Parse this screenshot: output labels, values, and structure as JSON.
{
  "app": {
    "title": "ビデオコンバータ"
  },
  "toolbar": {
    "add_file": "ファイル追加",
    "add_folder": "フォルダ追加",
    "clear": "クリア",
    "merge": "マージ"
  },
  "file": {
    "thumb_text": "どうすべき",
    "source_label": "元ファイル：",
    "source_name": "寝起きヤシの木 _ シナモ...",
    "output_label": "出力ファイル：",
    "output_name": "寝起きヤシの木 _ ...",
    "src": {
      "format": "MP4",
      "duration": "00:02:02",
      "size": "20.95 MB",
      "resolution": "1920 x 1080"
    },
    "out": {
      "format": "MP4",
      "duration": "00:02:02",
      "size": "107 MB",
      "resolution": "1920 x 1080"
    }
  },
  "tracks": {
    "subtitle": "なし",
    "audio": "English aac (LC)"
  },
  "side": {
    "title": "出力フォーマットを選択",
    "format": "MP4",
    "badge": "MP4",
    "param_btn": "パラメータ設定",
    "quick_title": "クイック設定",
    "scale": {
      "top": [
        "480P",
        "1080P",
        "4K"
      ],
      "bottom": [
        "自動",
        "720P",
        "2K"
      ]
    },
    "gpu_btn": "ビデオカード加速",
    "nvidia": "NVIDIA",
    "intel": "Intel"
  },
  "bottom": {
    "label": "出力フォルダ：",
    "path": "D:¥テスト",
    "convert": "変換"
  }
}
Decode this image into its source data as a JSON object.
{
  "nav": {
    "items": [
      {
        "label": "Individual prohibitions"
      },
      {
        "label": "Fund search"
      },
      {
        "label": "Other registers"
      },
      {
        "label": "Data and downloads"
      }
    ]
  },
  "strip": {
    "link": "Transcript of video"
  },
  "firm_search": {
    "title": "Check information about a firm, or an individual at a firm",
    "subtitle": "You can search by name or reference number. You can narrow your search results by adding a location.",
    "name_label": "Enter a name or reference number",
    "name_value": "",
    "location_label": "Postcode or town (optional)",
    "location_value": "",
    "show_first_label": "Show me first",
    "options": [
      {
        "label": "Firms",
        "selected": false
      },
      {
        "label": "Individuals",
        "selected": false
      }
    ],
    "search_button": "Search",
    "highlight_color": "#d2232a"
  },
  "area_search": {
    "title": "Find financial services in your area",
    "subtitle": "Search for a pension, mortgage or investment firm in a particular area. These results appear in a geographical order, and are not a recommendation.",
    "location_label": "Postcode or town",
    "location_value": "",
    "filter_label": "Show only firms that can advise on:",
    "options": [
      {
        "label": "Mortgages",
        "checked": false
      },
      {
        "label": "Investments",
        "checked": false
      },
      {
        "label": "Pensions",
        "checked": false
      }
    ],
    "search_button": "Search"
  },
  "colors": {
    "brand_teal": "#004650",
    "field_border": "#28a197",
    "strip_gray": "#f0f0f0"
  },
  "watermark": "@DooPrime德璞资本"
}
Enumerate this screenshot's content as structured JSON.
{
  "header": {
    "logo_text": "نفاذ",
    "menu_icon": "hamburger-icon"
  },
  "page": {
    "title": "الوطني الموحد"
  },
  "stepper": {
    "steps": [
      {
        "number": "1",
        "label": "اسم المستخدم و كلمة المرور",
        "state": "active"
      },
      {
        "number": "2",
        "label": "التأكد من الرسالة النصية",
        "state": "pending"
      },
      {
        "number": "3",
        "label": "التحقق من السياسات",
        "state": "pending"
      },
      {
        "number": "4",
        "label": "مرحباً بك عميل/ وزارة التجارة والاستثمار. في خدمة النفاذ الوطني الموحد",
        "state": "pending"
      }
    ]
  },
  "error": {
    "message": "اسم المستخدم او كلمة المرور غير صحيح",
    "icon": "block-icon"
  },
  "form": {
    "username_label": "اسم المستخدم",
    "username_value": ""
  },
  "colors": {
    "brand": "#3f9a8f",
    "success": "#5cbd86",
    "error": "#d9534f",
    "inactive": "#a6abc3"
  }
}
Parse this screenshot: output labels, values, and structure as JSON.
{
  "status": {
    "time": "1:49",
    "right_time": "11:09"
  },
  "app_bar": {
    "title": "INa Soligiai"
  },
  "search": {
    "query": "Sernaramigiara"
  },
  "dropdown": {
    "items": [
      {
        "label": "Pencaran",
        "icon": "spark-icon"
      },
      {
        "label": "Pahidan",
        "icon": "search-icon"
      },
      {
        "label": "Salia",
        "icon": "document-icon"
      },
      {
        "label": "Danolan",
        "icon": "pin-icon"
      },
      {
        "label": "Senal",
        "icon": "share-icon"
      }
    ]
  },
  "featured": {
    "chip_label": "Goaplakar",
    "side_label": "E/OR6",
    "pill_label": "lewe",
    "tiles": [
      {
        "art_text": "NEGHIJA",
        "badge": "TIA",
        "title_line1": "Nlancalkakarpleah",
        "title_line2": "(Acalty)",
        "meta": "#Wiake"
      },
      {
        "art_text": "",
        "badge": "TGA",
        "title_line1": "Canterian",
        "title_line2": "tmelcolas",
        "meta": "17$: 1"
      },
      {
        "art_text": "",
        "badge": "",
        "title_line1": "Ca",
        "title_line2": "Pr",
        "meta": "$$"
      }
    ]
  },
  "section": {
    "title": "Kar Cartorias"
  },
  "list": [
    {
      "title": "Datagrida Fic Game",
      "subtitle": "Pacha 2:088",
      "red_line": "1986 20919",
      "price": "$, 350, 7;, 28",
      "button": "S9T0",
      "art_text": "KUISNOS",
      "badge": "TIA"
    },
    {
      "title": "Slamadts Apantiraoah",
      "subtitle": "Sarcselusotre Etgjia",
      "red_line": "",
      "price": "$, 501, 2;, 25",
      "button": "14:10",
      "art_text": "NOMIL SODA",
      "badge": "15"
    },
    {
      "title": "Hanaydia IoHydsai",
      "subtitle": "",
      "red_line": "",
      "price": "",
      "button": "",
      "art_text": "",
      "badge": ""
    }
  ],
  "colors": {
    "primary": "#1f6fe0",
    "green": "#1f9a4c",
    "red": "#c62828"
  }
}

* Required work: Copy down the material exactly as written.

* Written reply:
Parse this screenshot: output labels, values, and structure as JSON.
{
  "app": {
    "title": "ビデオコンバータ"
  },
  "toolbar": {
    "add_file": "ファイル追加",
    "add_folder": "フォルダ追加",
    "clear": "クリア",
    "merge": "マージ"
  },
  "file": {
    "thumb_text": "どうすべき",
    "source_label": "元ファイル：",
    "source_name": "寝起きヤシの木 _ シナモ...",
    "output_label": "出力ファイル：",
    "output_name": "寝起きヤシの木 _ ...",
    "src": {
      "format": "MP4",
      "duration": "00:02:02",
      "size": "20.95 MB",
      "resolution": "1920 x 1080"
    },
    "out": {
      "format": "MP4",
      "duration": "00:02:02",
      "size": "107 MB",
      "resolution": "1920 x 1080"
    }
  },
  "tracks": {
    "subtitle": "なし",
    "audio": "English aac (LC)"
  },
  "side": {
    "title": "出力フォーマットを選択",
    "format": "MP4",
    "badge": "MP4",
    "param_btn": "パラメータ設定",
    "quick_title": "クイック設定",
    "scale": {
      "top": [
        "480P",
        "1080P",
        "4K"
      ],
      "bottom": [
        "自動",
        "720P",
        "2K"
      ]
    },
    "gpu_btn": "ビデオカード加速",
    "nvidia": "NVIDIA",
    "intel": "Intel"
  },
  "bottom": {
    "label": "出力フォルダ：",
    "path": "D:¥テスト",
    "convert": "変換"
  }
}
Decode this image into its source data as a JSON object.
{
  "nav": {
    "items": [
      {
        "label": "Individual prohibitions"
      },
      {
        "label": "Fund search"
      },
      {
        "label": "Other registers"
      },
      {
        "label": "Data and downloads"
      }
    ]
  },
  "strip": {
    "link": "Transcript of video"
  },
  "firm_search": {
    "title": "Check information about a firm, or an individual at a firm",
    "subtitle": "You can search by name or reference number. You can narrow your search results by adding a location.",
    "name_label": "Enter a name or reference number",
    "name_value": "",
    "location_label": "Postcode or town (optional)",
    "location_value": "",
    "show_first_label": "Show me first",
    "options": [
      {
        "label": "Firms",
        "selected": false
      },
      {
        "label": "Individuals",
        "selected": false
      }
    ],
    "search_button": "Search",
    "highlight_color": "#d2232a"
  },
  "area_search": {
    "title": "Find financial services in your area",
    "subtitle": "Search for a pension, mortgage or investment firm in a particular area. These results appear in a geographical order, and are not a recommendation.",
    "location_label": "Postcode or town",
    "location_value": "",
    "filter_label": "Show only firms that can advise on:",
    "options": [
      {
        "label": "Mortgages",
        "checked": false
      },
      {
        "label": "Investments",
        "checked": false
      },
      {
        "label": "Pensions",
        "checked": false
      }
    ],
    "search_button": "Search"
  },
  "colors": {
    "brand_teal": "#004650",
    "field_border": "#28a197",
    "strip_gray": "#f0f0f0"
  },
  "watermark": "@DooPrime德璞资本"
}
Enumerate this screenshot's content as structured JSON.
{
  "header": {
    "logo_text": "نفاذ",
    "menu_icon": "hamburger-icon"
  },
  "page": {
    "title": "الوطني الموحد"
  },
  "stepper": {
    "steps": [
      {
        "number": "1",
        "label": "اسم المستخدم و كلمة المرور",
        "state": "active"
      },
      {
        "number": "2",
        "label": "التأكد من الرسالة النصية",
        "state": "pending"
      },
      {
        "number": "3",
        "label": "التحقق من السياسات",
        "state": "pending"
      },
      {
        "number": "4",
        "label": "مرحباً بك عميل/ وزارة التجارة والاستثمار. في خدمة النفاذ الوطني الموحد",
        "state": "pending"
      }
    ]
  },
  "error": {
    "message": "اسم المستخدم او كلمة المرور غير صحيح",
    "icon": "block-icon"
  },
  "form": {
    "username_label": "اسم المستخدم",
    "username_value": ""
  },
  "colors": {
    "brand": "#3f9a8f",
    "success": "#5cbd86",
    "error": "#d9534f",
    "inactive": "#a6abc3"
  }
}
Parse this screenshot: output labels, values, and structure as JSON.
{
  "status": {
    "time": "1:49",
    "right_time": "11:09"
  },
  "app_bar": {
    "title": "INa Soligiai"
  },
  "search": {
    "query": "Sernaramigiara"
  },
  "dropdown": {
    "items": [
      {
        "label": "Pencaran",
        "icon": "spark-icon"
      },
      {
        "label": "Pahidan",
        "icon": "search-icon"
      },
      {
        "label": "Salia",
        "icon": "document-icon"
      },
      {
        "label": "Danolan",
        "icon": "pin-icon"
      },
      {
        "label": "Senal",
        "icon": "share-icon"
      }
    ]
  },
  "featured": {
    "chip_label": "Goaplakar",
    "side_label": "E/OR6",
    "pill_label": "lewe",
    "tiles": [
      {
        "art_text": "NEGHIJA",
        "badge": "TIA",
        "title_line1": "Nlancalkakarpleah",
        "title_line2": "(Acalty)",
        "meta": "#Wiake"
      },
      {
        "art_text": "",
        "badge": "TGA",
        "title_line1": "Canterian",
        "title_line2": "tmelcolas",
        "meta": "17$: 1"
      },
      {
        "art_text": "",
        "badge": "",
        "title_line1": "Ca",
        "title_line2": "Pr",
        "meta": "$$"
      }
    ]
  },
  "section": {
    "title": "Kar Cartorias"
  },
  "list": [
    {
      "title": "Datagrida Fic Game",
      "subtitle": "Pacha 2:088",
      "red_line": "1986 20919",
      "price": "$, 350, 7;, 28",
      "button": "S9T0",
      "art_text": "KUISNOS",
      "badge": "TIA"
    },
    {
      "title": "Slamadts Apantiraoah",
      "subtitle": "Sarcselusotre Etgjia",
      "red_line": "",
      "price": "$, 501, 2;, 25",
      "button": "14:10",
      "art_text": "NOMIL SODA",
      "badge": "15"
    },
    {
      "title": "Hanaydia IoHydsai",
      "subtitle": "",
      "red_line": "",
      "price": "",
      "button": "",
      "art_text": "",
      "badge": ""
    }
  ],
  "colors": {
    "primary": "#1f6fe0",
    "green": "#1f9a4c",
    "red": "#c62828"
  }
}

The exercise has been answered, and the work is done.